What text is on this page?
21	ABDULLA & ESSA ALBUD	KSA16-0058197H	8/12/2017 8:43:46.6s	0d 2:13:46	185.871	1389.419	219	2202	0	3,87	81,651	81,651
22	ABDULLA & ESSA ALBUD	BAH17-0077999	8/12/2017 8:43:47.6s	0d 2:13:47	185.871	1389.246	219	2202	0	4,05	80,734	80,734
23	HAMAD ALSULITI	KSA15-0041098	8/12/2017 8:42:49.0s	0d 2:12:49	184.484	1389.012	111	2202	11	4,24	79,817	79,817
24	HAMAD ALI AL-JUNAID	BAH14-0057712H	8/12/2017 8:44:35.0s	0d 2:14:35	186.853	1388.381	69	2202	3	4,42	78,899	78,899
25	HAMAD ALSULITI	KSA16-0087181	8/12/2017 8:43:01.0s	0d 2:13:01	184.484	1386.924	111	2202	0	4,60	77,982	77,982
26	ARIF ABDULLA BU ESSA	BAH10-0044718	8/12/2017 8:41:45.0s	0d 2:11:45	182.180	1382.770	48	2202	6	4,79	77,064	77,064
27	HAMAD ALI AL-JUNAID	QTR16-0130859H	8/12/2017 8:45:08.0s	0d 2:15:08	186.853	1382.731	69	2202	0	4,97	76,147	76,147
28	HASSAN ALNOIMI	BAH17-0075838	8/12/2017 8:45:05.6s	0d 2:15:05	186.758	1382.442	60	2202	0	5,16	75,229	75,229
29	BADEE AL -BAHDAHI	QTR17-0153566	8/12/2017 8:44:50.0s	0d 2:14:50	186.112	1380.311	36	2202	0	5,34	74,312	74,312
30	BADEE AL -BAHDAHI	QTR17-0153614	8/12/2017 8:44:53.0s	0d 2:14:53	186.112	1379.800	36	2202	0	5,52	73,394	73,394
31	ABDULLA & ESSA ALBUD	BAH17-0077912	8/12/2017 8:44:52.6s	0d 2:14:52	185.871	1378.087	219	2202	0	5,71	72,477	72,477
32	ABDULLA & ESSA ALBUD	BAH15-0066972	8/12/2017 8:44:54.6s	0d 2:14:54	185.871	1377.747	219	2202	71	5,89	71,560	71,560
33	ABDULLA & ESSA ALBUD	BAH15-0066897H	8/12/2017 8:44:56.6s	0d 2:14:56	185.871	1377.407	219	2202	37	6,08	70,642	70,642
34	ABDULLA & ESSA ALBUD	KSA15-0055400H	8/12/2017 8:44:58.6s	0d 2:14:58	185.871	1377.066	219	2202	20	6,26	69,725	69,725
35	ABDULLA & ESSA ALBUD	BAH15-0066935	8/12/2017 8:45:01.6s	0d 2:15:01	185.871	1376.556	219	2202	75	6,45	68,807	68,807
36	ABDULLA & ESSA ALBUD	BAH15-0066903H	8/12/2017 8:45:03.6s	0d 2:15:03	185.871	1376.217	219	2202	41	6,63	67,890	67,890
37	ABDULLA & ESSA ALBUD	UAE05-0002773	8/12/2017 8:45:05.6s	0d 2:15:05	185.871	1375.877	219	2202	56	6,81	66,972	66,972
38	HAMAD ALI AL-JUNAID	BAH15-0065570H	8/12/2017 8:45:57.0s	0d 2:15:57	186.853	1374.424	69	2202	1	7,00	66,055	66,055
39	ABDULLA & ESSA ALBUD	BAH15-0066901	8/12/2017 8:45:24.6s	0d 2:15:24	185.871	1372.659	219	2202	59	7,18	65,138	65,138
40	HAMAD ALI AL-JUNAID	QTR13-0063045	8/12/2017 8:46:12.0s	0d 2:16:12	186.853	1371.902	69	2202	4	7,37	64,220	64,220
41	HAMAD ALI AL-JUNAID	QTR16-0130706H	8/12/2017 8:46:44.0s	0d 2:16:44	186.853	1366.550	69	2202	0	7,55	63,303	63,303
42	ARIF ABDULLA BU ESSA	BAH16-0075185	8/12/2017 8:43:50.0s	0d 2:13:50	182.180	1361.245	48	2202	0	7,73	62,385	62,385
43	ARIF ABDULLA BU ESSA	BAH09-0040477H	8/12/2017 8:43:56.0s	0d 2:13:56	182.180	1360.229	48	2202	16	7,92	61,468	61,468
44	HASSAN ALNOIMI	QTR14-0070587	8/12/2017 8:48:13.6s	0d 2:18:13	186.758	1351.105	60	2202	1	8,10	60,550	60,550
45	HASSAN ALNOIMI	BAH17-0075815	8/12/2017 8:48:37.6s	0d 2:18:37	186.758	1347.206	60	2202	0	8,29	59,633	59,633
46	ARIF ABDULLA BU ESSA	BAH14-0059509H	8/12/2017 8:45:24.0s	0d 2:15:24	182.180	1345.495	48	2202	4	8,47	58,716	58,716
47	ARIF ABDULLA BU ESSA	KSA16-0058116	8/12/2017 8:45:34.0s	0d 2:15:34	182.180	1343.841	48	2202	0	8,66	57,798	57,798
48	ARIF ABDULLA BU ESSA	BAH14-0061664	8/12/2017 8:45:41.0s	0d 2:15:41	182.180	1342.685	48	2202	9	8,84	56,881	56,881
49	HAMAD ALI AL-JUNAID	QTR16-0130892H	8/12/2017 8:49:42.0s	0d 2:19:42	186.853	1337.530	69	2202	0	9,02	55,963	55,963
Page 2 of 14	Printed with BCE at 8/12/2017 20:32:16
· · · ·
| Brief |
Work out the count of lines containing the word "BADEE", then write only that count.

| Reply |
2